Dataset content =
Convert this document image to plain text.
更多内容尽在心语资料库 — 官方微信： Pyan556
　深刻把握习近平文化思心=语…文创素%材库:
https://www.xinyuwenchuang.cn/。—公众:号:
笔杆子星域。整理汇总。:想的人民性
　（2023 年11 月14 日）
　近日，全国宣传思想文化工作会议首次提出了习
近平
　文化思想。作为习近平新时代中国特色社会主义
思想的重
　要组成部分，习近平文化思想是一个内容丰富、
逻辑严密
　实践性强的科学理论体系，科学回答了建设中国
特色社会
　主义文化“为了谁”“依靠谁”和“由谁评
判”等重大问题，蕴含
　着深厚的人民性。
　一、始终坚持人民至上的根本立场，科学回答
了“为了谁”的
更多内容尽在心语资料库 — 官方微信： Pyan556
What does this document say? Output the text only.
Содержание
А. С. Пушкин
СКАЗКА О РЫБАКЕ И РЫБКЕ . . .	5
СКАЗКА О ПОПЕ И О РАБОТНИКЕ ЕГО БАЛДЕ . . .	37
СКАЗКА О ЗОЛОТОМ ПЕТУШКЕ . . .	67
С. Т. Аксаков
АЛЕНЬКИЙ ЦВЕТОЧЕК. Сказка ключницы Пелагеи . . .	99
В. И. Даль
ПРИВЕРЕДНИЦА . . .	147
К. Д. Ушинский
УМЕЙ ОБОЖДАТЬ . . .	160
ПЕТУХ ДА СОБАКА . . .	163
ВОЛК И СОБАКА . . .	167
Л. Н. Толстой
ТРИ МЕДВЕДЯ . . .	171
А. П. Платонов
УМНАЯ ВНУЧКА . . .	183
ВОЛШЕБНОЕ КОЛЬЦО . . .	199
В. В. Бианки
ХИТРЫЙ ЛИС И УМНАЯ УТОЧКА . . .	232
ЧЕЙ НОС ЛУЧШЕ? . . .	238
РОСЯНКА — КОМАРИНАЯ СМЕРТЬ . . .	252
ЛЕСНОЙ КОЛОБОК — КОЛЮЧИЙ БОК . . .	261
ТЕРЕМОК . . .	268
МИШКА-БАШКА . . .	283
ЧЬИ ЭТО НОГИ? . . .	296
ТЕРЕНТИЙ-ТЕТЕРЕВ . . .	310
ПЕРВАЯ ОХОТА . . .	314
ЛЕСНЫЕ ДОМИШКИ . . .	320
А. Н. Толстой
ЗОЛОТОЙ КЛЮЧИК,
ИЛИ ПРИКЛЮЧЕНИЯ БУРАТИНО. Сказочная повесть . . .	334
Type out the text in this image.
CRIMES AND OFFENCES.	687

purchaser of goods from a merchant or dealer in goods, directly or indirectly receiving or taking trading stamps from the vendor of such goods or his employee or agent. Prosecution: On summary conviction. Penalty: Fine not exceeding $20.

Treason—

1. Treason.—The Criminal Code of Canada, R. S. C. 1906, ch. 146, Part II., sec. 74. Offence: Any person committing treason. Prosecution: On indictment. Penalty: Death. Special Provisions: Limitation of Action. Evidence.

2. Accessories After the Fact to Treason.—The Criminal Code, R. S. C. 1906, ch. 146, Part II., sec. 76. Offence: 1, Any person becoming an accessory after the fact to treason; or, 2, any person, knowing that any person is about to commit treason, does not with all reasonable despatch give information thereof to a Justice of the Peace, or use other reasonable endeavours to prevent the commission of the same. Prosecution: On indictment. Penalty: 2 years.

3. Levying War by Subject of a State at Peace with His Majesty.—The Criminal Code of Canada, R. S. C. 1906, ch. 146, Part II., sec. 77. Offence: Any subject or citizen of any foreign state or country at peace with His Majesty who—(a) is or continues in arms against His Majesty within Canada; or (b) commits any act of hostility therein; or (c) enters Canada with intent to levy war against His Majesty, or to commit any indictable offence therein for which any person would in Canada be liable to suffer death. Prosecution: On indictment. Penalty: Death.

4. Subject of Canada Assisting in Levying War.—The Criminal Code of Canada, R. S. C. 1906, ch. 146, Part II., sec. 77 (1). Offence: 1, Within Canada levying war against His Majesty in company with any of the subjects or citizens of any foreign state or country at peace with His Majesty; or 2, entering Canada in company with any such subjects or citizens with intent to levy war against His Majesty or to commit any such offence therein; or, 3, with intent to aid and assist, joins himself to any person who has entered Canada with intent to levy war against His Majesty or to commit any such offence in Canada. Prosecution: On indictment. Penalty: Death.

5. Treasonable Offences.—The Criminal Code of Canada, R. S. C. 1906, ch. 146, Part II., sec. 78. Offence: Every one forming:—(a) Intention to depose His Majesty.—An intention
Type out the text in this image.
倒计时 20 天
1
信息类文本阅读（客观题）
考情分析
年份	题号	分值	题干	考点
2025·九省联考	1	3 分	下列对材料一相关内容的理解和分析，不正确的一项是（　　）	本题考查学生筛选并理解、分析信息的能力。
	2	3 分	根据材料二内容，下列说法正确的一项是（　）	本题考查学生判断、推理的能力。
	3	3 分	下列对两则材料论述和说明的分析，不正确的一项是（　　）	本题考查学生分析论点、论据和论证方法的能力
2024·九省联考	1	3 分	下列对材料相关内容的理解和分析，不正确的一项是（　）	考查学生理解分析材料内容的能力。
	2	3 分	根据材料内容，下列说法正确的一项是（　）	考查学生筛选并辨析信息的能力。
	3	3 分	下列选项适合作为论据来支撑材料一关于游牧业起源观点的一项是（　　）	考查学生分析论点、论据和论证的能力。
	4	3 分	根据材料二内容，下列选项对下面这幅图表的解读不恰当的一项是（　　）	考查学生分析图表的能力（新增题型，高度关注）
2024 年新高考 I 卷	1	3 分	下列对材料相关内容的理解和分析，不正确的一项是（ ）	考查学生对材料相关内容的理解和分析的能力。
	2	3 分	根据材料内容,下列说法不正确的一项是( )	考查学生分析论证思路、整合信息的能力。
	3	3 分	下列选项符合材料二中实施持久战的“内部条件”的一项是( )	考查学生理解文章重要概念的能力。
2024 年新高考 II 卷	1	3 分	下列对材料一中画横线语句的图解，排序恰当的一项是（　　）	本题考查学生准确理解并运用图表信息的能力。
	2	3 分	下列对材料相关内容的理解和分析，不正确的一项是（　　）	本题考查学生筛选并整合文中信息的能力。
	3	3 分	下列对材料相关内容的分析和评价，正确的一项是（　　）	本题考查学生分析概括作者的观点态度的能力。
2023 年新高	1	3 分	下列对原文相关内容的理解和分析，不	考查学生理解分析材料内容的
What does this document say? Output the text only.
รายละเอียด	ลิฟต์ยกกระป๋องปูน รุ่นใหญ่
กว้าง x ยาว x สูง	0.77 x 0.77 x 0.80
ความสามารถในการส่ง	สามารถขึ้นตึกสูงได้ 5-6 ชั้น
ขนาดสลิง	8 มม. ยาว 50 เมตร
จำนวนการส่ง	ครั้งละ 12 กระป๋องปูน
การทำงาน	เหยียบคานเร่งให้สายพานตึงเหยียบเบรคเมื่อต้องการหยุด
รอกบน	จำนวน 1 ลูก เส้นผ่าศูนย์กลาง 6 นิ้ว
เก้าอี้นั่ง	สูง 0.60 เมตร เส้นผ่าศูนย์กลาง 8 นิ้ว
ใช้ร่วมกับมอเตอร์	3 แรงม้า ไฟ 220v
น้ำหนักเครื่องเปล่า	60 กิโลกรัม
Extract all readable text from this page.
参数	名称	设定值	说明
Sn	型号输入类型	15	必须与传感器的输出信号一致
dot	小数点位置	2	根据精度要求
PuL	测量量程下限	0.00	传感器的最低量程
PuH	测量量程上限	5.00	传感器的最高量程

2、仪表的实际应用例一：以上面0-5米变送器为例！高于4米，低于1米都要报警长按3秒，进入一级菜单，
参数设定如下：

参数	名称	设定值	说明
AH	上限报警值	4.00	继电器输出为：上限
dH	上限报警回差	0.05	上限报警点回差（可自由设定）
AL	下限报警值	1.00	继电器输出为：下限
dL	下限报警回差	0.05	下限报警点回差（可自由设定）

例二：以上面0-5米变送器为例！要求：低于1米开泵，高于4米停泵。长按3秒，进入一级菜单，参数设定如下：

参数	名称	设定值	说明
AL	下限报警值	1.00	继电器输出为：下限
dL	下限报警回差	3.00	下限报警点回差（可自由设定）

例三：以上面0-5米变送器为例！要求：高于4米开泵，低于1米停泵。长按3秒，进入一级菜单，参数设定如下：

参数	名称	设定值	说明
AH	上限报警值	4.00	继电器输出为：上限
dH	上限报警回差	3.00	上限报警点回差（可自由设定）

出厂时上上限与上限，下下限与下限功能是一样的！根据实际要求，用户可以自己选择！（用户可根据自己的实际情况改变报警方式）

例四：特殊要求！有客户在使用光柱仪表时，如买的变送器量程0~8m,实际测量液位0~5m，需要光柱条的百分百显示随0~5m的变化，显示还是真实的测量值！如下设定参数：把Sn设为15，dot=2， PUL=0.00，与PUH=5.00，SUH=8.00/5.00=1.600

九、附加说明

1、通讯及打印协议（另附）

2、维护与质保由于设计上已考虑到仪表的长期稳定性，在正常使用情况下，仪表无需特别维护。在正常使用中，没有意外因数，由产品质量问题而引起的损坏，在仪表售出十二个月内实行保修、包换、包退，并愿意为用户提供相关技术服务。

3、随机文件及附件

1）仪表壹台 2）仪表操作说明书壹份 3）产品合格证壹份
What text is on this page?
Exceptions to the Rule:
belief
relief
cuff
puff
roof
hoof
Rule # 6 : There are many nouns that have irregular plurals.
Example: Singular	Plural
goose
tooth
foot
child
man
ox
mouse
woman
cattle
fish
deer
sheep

Exercise objective = Pull every line containing the word "九省联考" out of the material.

Response to the exercise =
2025·九省联考	1	3 分	下列对材料一相关内容的理解和分析，不正确的一项是（　　）	本题考查学生筛选并理解、分析信息的能力。
2024·九省联考	1	3 分	下列对材料相关内容的理解和分析，不正确的一项是（　）	考查学生理解分析材料内容的能力。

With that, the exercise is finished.